* [Written task] Everything in the listing should be restated word for word.

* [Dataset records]

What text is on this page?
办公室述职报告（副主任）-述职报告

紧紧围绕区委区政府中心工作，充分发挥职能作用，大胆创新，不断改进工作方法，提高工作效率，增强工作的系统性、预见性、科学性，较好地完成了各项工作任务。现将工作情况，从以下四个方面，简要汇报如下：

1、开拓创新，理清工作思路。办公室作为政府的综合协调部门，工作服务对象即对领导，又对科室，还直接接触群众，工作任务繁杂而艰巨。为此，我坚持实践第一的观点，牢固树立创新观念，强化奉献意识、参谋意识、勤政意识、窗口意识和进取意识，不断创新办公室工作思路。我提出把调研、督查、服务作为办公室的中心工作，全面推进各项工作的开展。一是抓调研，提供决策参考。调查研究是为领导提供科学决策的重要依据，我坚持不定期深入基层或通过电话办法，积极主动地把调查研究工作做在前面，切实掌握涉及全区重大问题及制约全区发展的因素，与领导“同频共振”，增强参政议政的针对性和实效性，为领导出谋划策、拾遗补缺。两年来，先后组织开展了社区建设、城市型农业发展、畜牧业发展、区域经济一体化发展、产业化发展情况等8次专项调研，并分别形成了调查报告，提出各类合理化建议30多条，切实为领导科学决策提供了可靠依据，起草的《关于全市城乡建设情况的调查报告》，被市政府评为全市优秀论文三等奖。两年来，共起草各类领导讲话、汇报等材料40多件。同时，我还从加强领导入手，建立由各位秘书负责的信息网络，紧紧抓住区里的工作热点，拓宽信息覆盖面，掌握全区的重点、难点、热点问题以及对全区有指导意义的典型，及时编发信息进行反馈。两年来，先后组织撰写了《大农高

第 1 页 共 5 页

* [Response to this exercise]
What text is on this page?
办公室述职报告（副主任）-述职报告

紧紧围绕区委区政府中心工作，充分发挥职能作用，大胆创新，不断改进工作方法，提高工作效率，增强工作的系统性、预见性、科学性，较好地完成了各项工作任务。现将工作情况，从以下四个方面，简要汇报如下：

1、开拓创新，理清工作思路。办公室作为政府的综合协调部门，工作服务对象即对领导，又对科室，还直接接触群众，工作任务繁杂而艰巨。为此，我坚持实践第一的观点，牢固树立创新观念，强化奉献意识、参谋意识、勤政意识、窗口意识和进取意识，不断创新办公室工作思路。我提出把调研、督查、服务作为办公室的中心工作，全面推进各项工作的开展。一是抓调研，提供决策参考。调查研究是为领导提供科学决策的重要依据，我坚持不定期深入基层或通过电话办法，积极主动地把调查研究工作做在前面，切实掌握涉及全区重大问题及制约全区发展的因素，与领导“同频共振”，增强参政议政的针对性和实效性，为领导出谋划策、拾遗补缺。两年来，先后组织开展了社区建设、城市型农业发展、畜牧业发展、区域经济一体化发展、产业化发展情况等8次专项调研，并分别形成了调查报告，提出各类合理化建议30多条，切实为领导科学决策提供了可靠依据，起草的《关于全市城乡建设情况的调查报告》，被市政府评为全市优秀论文三等奖。两年来，共起草各类领导讲话、汇报等材料40多件。同时，我还从加强领导入手，建立由各位秘书负责的信息网络，紧紧抓住区里的工作热点，拓宽信息覆盖面，掌握全区的重点、难点、热点问题以及对全区有指导意义的典型，及时编发信息进行反馈。两年来，先后组织撰写了《大农高

第 1 页 共 5 页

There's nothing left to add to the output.